## Begin Data supplied

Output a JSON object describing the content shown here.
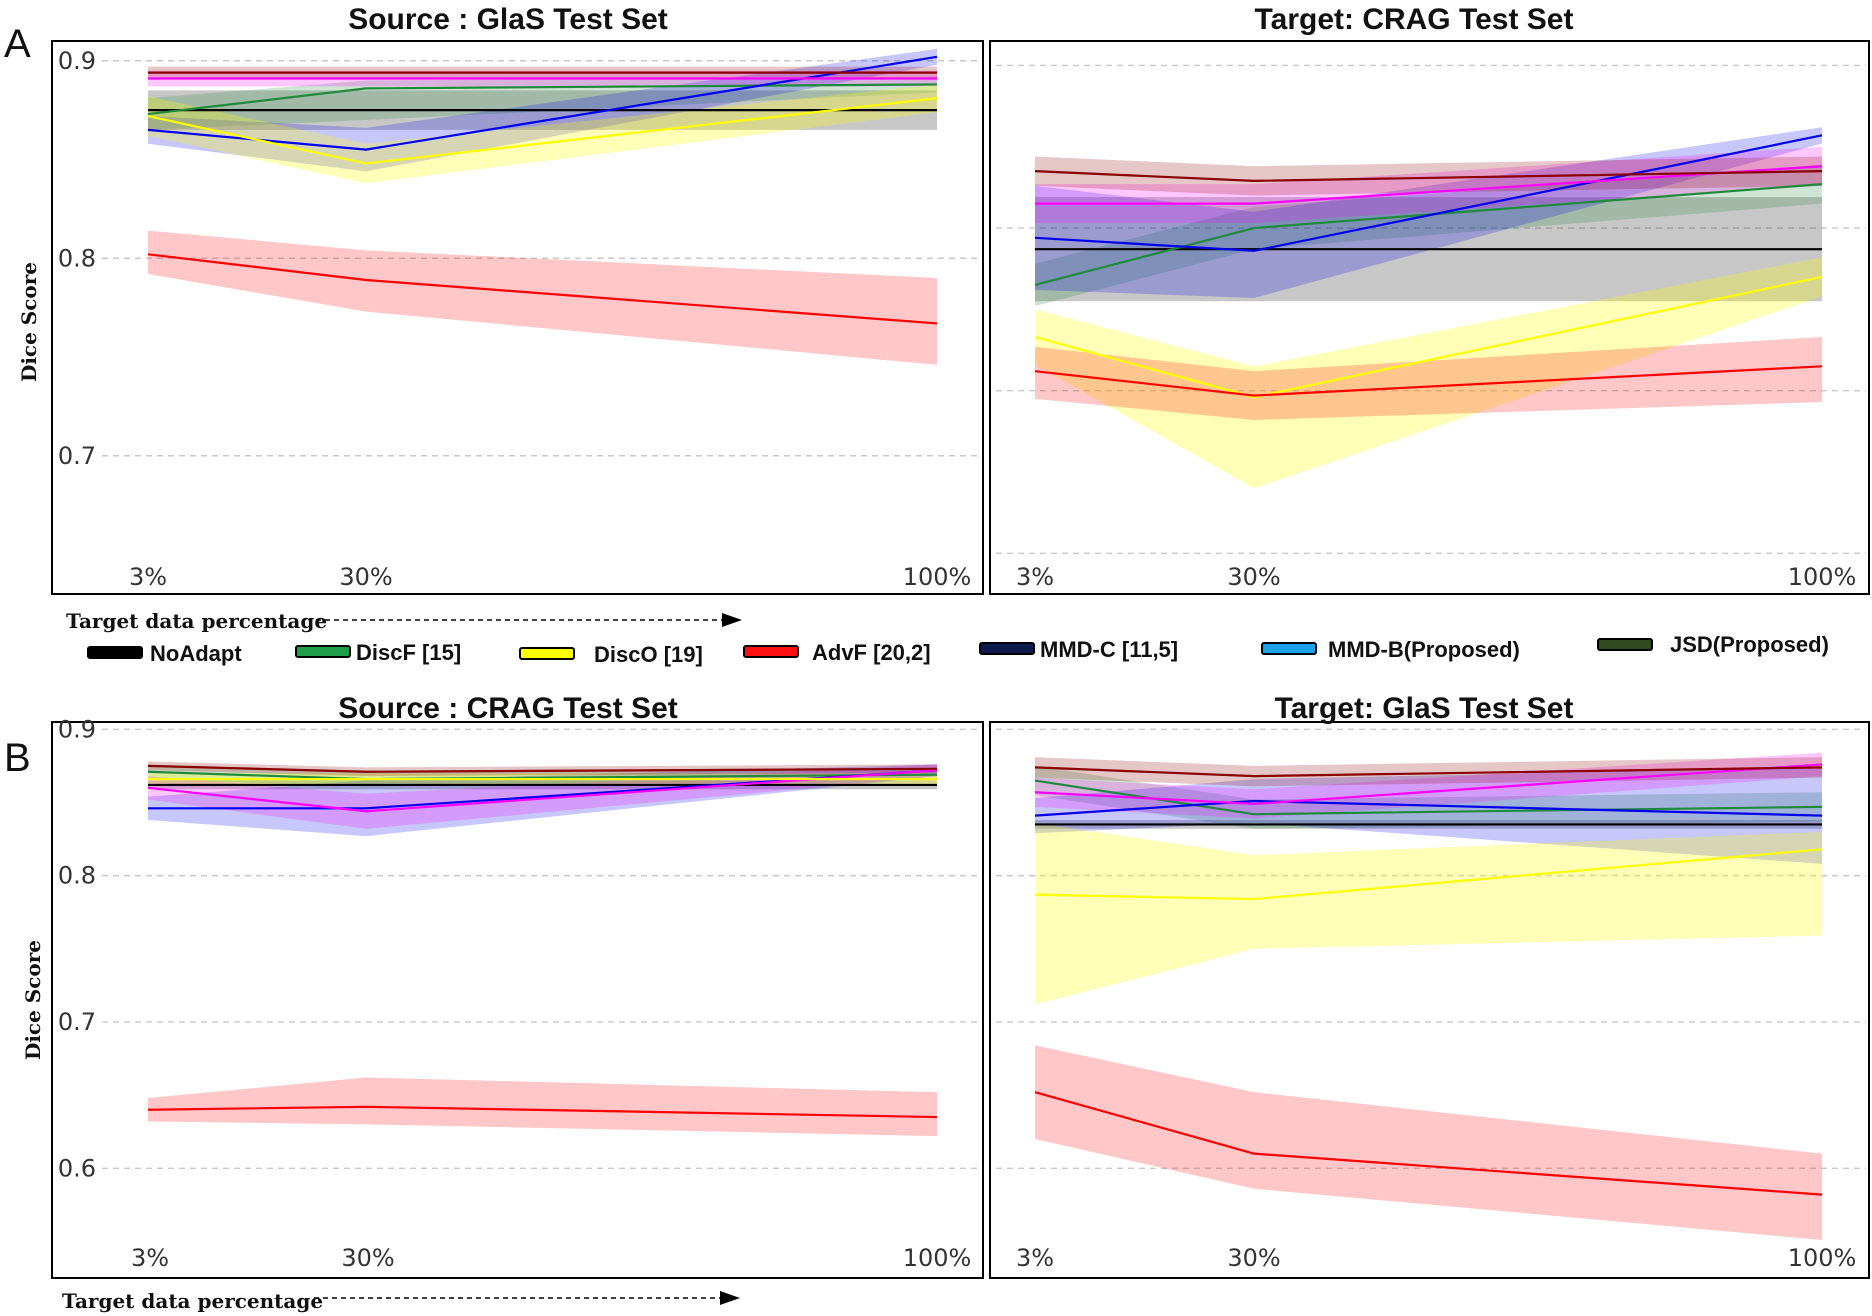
{
  "figure": {
    "panel_letters": [
      "A",
      "B"
    ],
    "axis_y_label": "Dice Score",
    "axis_x_label": "Target data percentage"
  },
  "legend": [
    {
      "label": "NoAdapt",
      "color": "#000000"
    },
    {
      "label": "DiscF [15]",
      "color": "#1f9e4a"
    },
    {
      "label": "DiscO [19]",
      "color": "#ffff00"
    },
    {
      "label": "AdvF [20,2]",
      "color": "#ff1010"
    },
    {
      "label": "MMD-C [11,5]",
      "color": "#0d1a4d"
    },
    {
      "label": "MMD-B(Proposed)",
      "color": "#1aa3e8"
    },
    {
      "label": "JSD(Proposed)",
      "color": "#2f4a1f"
    }
  ],
  "chart_data": [
    {
      "type": "line",
      "title": "Source : GlaS Test Set",
      "xlabel": "Target data percentage",
      "ylabel": "Dice Score",
      "categories": [
        "3%",
        "30%",
        "100%"
      ],
      "yticks": [
        "0.9",
        "0.8",
        "0.7"
      ],
      "ytick_values": [
        0.9,
        0.8,
        0.7
      ],
      "ylim": [
        0.63,
        0.91
      ],
      "grid": true,
      "series": [
        {
          "name": "NoAdapt",
          "color": "#000000",
          "values": [
            0.875,
            0.875,
            0.875
          ],
          "lower": [
            0.865,
            0.865,
            0.865
          ],
          "upper": [
            0.885,
            0.885,
            0.885
          ]
        },
        {
          "name": "DiscF [15]",
          "color": "#1f8a3a",
          "values": [
            0.873,
            0.886,
            0.888
          ],
          "lower": [
            0.865,
            0.87,
            0.884
          ],
          "upper": [
            0.881,
            0.89,
            0.892
          ]
        },
        {
          "name": "DiscO [19]",
          "color": "#ffff00",
          "values": [
            0.872,
            0.848,
            0.881
          ],
          "lower": [
            0.862,
            0.838,
            0.874
          ],
          "upper": [
            0.882,
            0.858,
            0.888
          ]
        },
        {
          "name": "AdvF [20,2]",
          "color": "#ff0000",
          "values": [
            0.802,
            0.789,
            0.767
          ],
          "lower": [
            0.792,
            0.773,
            0.746
          ],
          "upper": [
            0.814,
            0.804,
            0.79
          ]
        },
        {
          "name": "MMD-C [11,5]",
          "color": "#0000ee",
          "values": [
            0.865,
            0.855,
            0.902
          ],
          "lower": [
            0.858,
            0.844,
            0.898
          ],
          "upper": [
            0.872,
            0.866,
            0.906
          ]
        },
        {
          "name": "MMD-B(Proposed)",
          "color": "#ff00ff",
          "values": [
            0.891,
            0.891,
            0.891
          ],
          "lower": [
            0.887,
            0.887,
            0.887
          ],
          "upper": [
            0.895,
            0.895,
            0.895
          ]
        },
        {
          "name": "JSD(Proposed)",
          "color": "#8b0000",
          "values": [
            0.894,
            0.894,
            0.894
          ],
          "lower": [
            0.891,
            0.891,
            0.891
          ],
          "upper": [
            0.897,
            0.897,
            0.897
          ]
        }
      ]
    },
    {
      "type": "line",
      "title": "Target: CRAG Test Set",
      "xlabel": "Target data percentage",
      "ylabel": "Dice Score",
      "categories": [
        "3%",
        "30%",
        "100%"
      ],
      "yticks": [
        "",
        "",
        "",
        ""
      ],
      "ytick_values": [
        0.9,
        0.8,
        0.7,
        0.6
      ],
      "ylim": [
        0.575,
        0.915
      ],
      "grid": true,
      "series": [
        {
          "name": "NoAdapt",
          "color": "#000000",
          "values": [
            0.787,
            0.787,
            0.787
          ],
          "lower": [
            0.755,
            0.755,
            0.755
          ],
          "upper": [
            0.819,
            0.819,
            0.819
          ]
        },
        {
          "name": "DiscF [15]",
          "color": "#1f8a3a",
          "values": [
            0.765,
            0.8,
            0.827
          ],
          "lower": [
            0.752,
            0.787,
            0.815
          ],
          "upper": [
            0.778,
            0.813,
            0.839
          ]
        },
        {
          "name": "DiscO [19]",
          "color": "#ffff00",
          "values": [
            0.733,
            0.696,
            0.77
          ],
          "lower": [
            0.716,
            0.64,
            0.758
          ],
          "upper": [
            0.75,
            0.715,
            0.782
          ]
        },
        {
          "name": "AdvF [20,2]",
          "color": "#ff0000",
          "values": [
            0.712,
            0.697,
            0.715
          ],
          "lower": [
            0.695,
            0.682,
            0.693
          ],
          "upper": [
            0.727,
            0.712,
            0.733
          ]
        },
        {
          "name": "MMD-C [11,5]",
          "color": "#0000ee",
          "values": [
            0.794,
            0.786,
            0.857
          ],
          "lower": [
            0.762,
            0.757,
            0.852
          ],
          "upper": [
            0.826,
            0.81,
            0.862
          ]
        },
        {
          "name": "MMD-B(Proposed)",
          "color": "#ff00ff",
          "values": [
            0.815,
            0.815,
            0.838
          ],
          "lower": [
            0.803,
            0.803,
            0.826
          ],
          "upper": [
            0.827,
            0.827,
            0.85
          ]
        },
        {
          "name": "JSD(Proposed)",
          "color": "#8b0000",
          "values": [
            0.835,
            0.829,
            0.835
          ],
          "lower": [
            0.826,
            0.82,
            0.826
          ],
          "upper": [
            0.844,
            0.838,
            0.844
          ]
        }
      ]
    },
    {
      "type": "line",
      "title": "Source : CRAG Test Set",
      "xlabel": "Target data percentage",
      "ylabel": "Dice Score",
      "categories": [
        "3%",
        "30%",
        "100%"
      ],
      "yticks": [
        "0.9",
        "0.8",
        "0.7",
        "0.6"
      ],
      "ytick_values": [
        0.9,
        0.8,
        0.7,
        0.6
      ],
      "ylim": [
        0.525,
        0.905
      ],
      "grid": true,
      "series": [
        {
          "name": "NoAdapt",
          "color": "#000000",
          "values": [
            0.862,
            0.862,
            0.862
          ],
          "lower": [
            0.859,
            0.859,
            0.859
          ],
          "upper": [
            0.865,
            0.865,
            0.865
          ]
        },
        {
          "name": "DiscF [15]",
          "color": "#1f8a3a",
          "values": [
            0.871,
            0.866,
            0.869
          ],
          "lower": [
            0.866,
            0.861,
            0.865
          ],
          "upper": [
            0.876,
            0.871,
            0.873
          ]
        },
        {
          "name": "DiscO [19]",
          "color": "#ffff00",
          "values": [
            0.866,
            0.866,
            0.866
          ],
          "lower": [
            0.862,
            0.862,
            0.862
          ],
          "upper": [
            0.87,
            0.87,
            0.87
          ]
        },
        {
          "name": "AdvF [20,2]",
          "color": "#ff0000",
          "values": [
            0.64,
            0.642,
            0.635
          ],
          "lower": [
            0.632,
            0.63,
            0.622
          ],
          "upper": [
            0.648,
            0.662,
            0.652
          ]
        },
        {
          "name": "MMD-C [11,5]",
          "color": "#0000ee",
          "values": [
            0.846,
            0.846,
            0.872
          ],
          "lower": [
            0.838,
            0.827,
            0.868
          ],
          "upper": [
            0.854,
            0.865,
            0.876
          ]
        },
        {
          "name": "MMD-B(Proposed)",
          "color": "#ff00ff",
          "values": [
            0.86,
            0.844,
            0.872
          ],
          "lower": [
            0.852,
            0.832,
            0.868
          ],
          "upper": [
            0.868,
            0.856,
            0.876
          ]
        },
        {
          "name": "JSD(Proposed)",
          "color": "#8b0000",
          "values": [
            0.875,
            0.871,
            0.873
          ],
          "lower": [
            0.872,
            0.868,
            0.87
          ],
          "upper": [
            0.878,
            0.874,
            0.876
          ]
        }
      ]
    },
    {
      "type": "line",
      "title": "Target: GlaS Test Set",
      "xlabel": "Target data percentage",
      "ylabel": "Dice Score",
      "categories": [
        "3%",
        "30%",
        "100%"
      ],
      "yticks": [
        "",
        "",
        "",
        ""
      ],
      "ytick_values": [
        0.9,
        0.8,
        0.7,
        0.6
      ],
      "ylim": [
        0.525,
        0.905
      ],
      "grid": true,
      "series": [
        {
          "name": "NoAdapt",
          "color": "#000000",
          "values": [
            0.835,
            0.835,
            0.835
          ],
          "lower": [
            0.832,
            0.832,
            0.832
          ],
          "upper": [
            0.838,
            0.838,
            0.838
          ]
        },
        {
          "name": "DiscF [15]",
          "color": "#1f8a3a",
          "values": [
            0.865,
            0.842,
            0.847
          ],
          "lower": [
            0.855,
            0.832,
            0.837
          ],
          "upper": [
            0.875,
            0.852,
            0.857
          ]
        },
        {
          "name": "DiscO [19]",
          "color": "#ffff00",
          "values": [
            0.787,
            0.784,
            0.818
          ],
          "lower": [
            0.712,
            0.75,
            0.759
          ],
          "upper": [
            0.836,
            0.814,
            0.83
          ]
        },
        {
          "name": "AdvF [20,2]",
          "color": "#ff0000",
          "values": [
            0.652,
            0.61,
            0.582
          ],
          "lower": [
            0.62,
            0.586,
            0.551
          ],
          "upper": [
            0.684,
            0.652,
            0.61
          ]
        },
        {
          "name": "MMD-C [11,5]",
          "color": "#0000ee",
          "values": [
            0.841,
            0.851,
            0.841
          ],
          "lower": [
            0.829,
            0.836,
            0.808
          ],
          "upper": [
            0.853,
            0.866,
            0.874
          ]
        },
        {
          "name": "MMD-B(Proposed)",
          "color": "#ff00ff",
          "values": [
            0.857,
            0.849,
            0.876
          ],
          "lower": [
            0.847,
            0.839,
            0.868
          ],
          "upper": [
            0.867,
            0.859,
            0.884
          ]
        },
        {
          "name": "JSD(Proposed)",
          "color": "#8b0000",
          "values": [
            0.874,
            0.868,
            0.874
          ],
          "lower": [
            0.867,
            0.861,
            0.867
          ],
          "upper": [
            0.881,
            0.875,
            0.881
          ]
        }
      ]
    }
  ]
}
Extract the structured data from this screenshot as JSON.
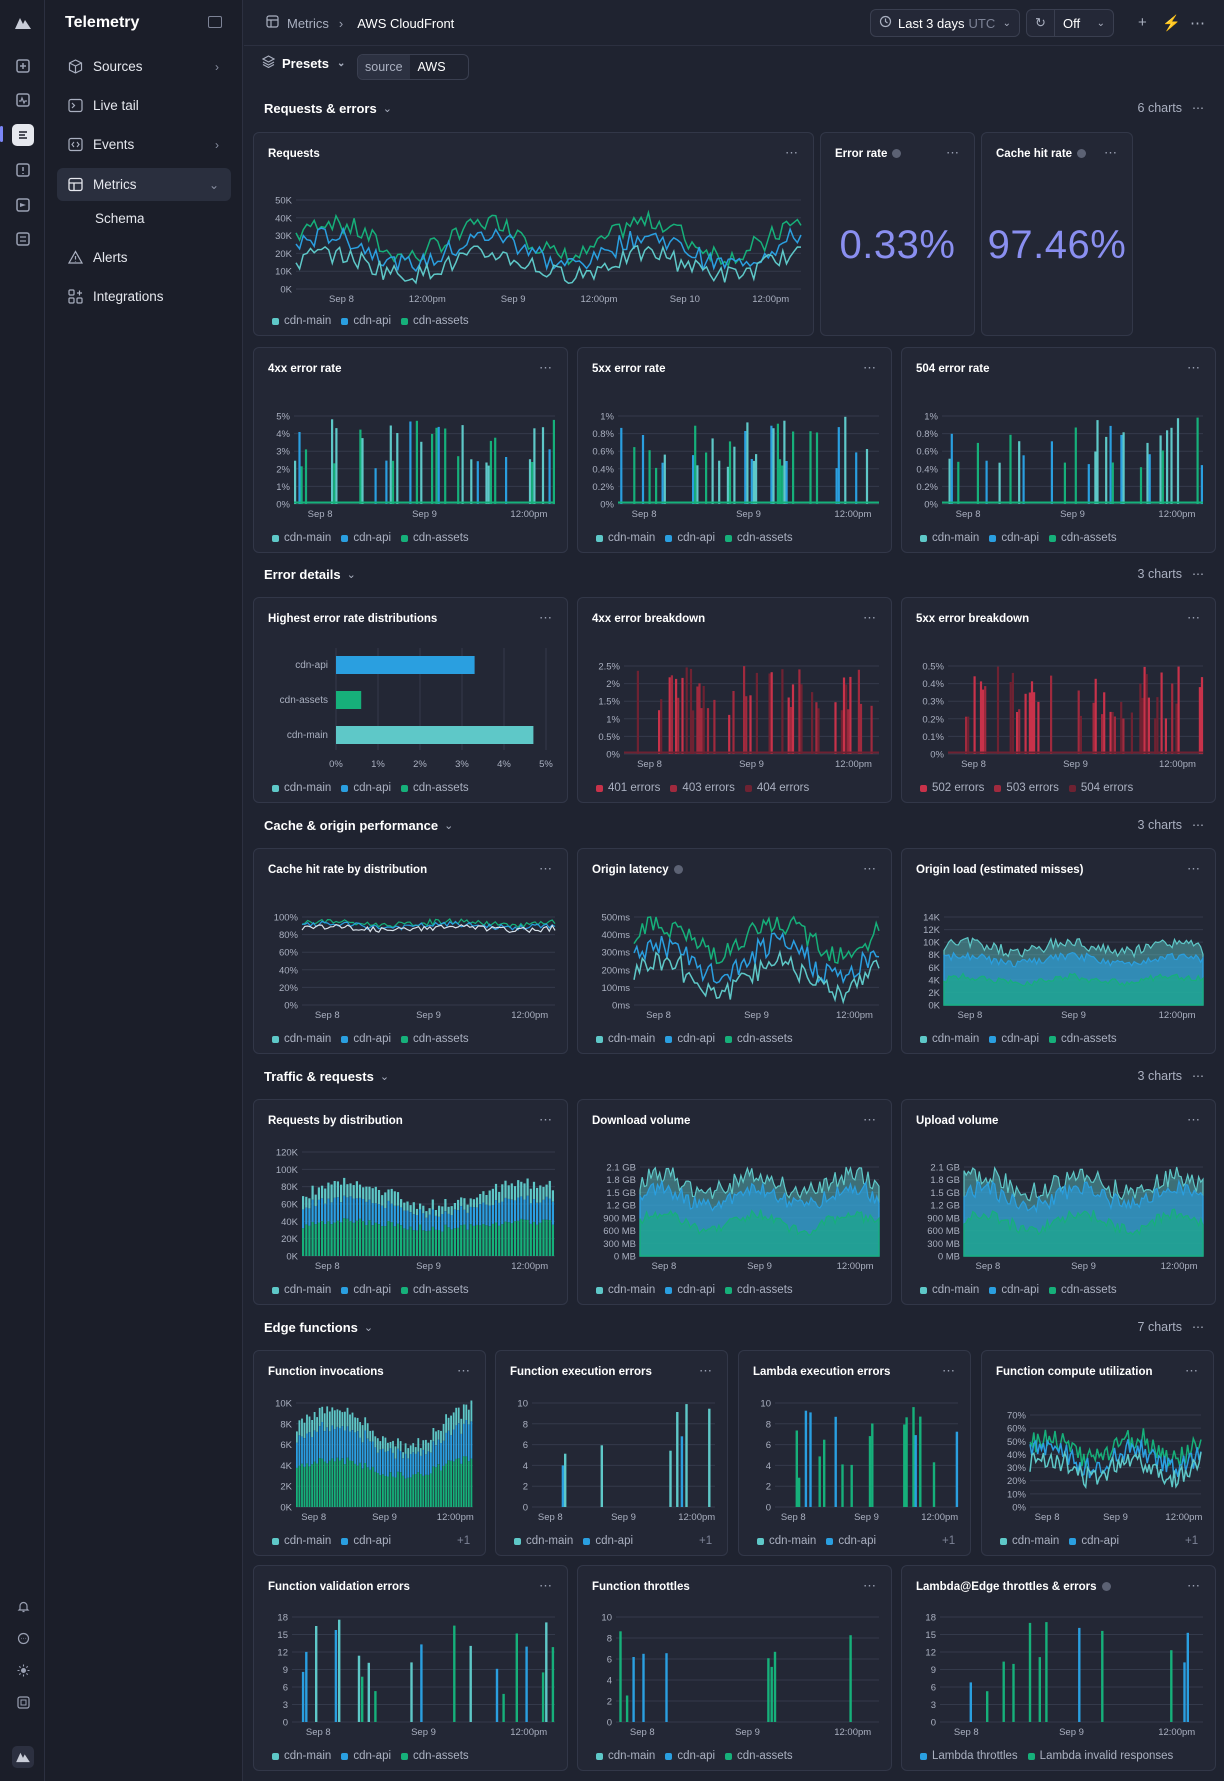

## End Data supplied

Tell how many lines hold the string "title", giving the number and nothing else.

4